Python - high performance computing

Below is a list of Python packages to run computations faster than bare Python.

Packages Based on Python Array Types

Numpy: Numpy is the fundamental package for scientific computing with Python. It provides N-dimensional arrays with comprehensive vectorized operations: mathematical functions, random number generators, linear algebra routines, Fourier transforms writen in low-level C code.
Awkward Array: Awkward Array is a library for nested, variable-sized data, including arbitrary-length lists, records, mixed types, and missing data, using NumPy-like idioms. It can offload computation on GPU.
Dask: Dask is a flexible library for parallel computing in Python. It provides dynamic task scheduling and out-of-memory big data collections.
JAX: JAX uses an improved Autograd implementation in combination with XLA to compile and run your Python/NumPy programs on CPUs, GPUs and TPUs. It enables composable function transformations and can differentiate through loops, branches, recursion, closures, and it can take derivatives of derivatives of derivatives.
PyTorch: PyTorch is a tensor computation (like NumPy) library with strong GPU acceleration that enables building deep neural networks on a tape-based autograd system. It includes data structures for multi-dimensional tensors and defines mathematical operations over these tensors, as well as utilities for efficient serializing of Tensors and arbitrary types, efficient compiling of ML models, and other useful utilities.

| Data segment |

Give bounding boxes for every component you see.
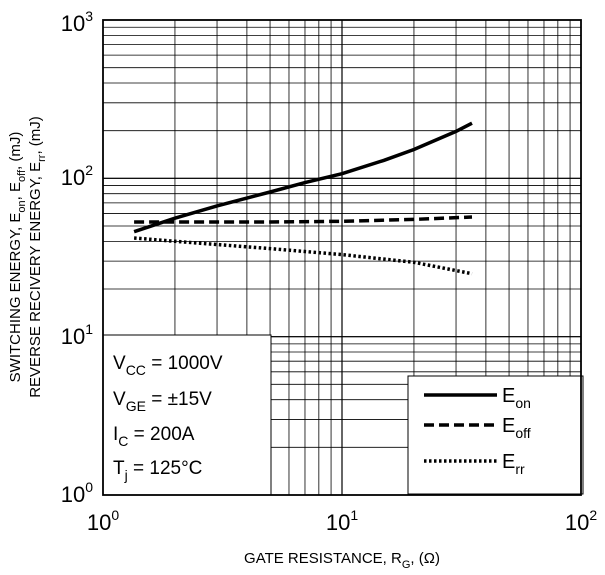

| Instruction A |
Reproduce the passage of the Python high-performance computing page from "Dask: Dask is" up to and including "other useful utilities.".
| Instruction B |
Name every package that the Python high-performance computing page describes.
| Instruction C |
Pick up the list of Python high-performance computing packages after its last entry and keep writing it.
The material after the Python high-performance computing page is separate from it.

| Final result A |
Dask: Dask is a flexible library for parallel computing in Python. It provides dynamic task scheduling and out-of-memory big data collections.
JAX: JAX uses an improved Autograd implementation in combination with XLA to compile and run your Python/NumPy programs on CPUs, GPUs and TPUs. It enables composable function transformations and can differentiate through loops, branches, recursion, closures, and it can take derivatives of derivatives of derivatives.
PyTorch: PyTorch is a tensor computation (like NumPy) library with strong GPU acceleration that enables building deep neural networks on a tape-based autograd system. It includes data structures for multi-dimensional tensors and defines mathematical operations over these tensors, as well as utilities for efficient serializing of Tensors and arbitrary types, efficient compiling of ML models, and other useful utilities.

| Final result B |
Numpy, Awkward Array, Dask, JAX, PyTorch

| Final result C |
TensorFlow: TensorFlow is an end-to-end platform for machine learning based on GPU-accelerated tensor computations.It has a comprehensive, flexible ecosystem of tools, libraries, and community resources that lets researchers push the state-of-the-art in ML and developers easily build and deploy ML-powered applications. It supports the following: Multidimensional-array based numeric computation (similar to NumPy.), GPU and distributed processing, automatic differentiation and more.
CuPy: CuPy is a NumPy/SciPy-compatible array library for GPU-accelerated computing with Python. It acts as a drop-in replacement to run existing NumPy/SciPy code on NVIDIA CUDA or AMD ROCm platforms.. It is essentially NumPy & SciPy for GPU. You can also easily make a custom CUDA kernel if you want to make your code run faster, requiring only a small code snippet of C++.

Packages for Fast DataFrame-Type Computations

Polars: Polars is a lightweight, fast multi-threaded, hybrid-streaming DataFrame library written in Rust using the Apache Arrow columnar format. It enables fast out-of-memory operations, lazy/eager execution, query optimization and more.
cuDF: cuDF is a Python GPU DataFrame library built on the Apache Arrow columnar memory format with a pandas-like API.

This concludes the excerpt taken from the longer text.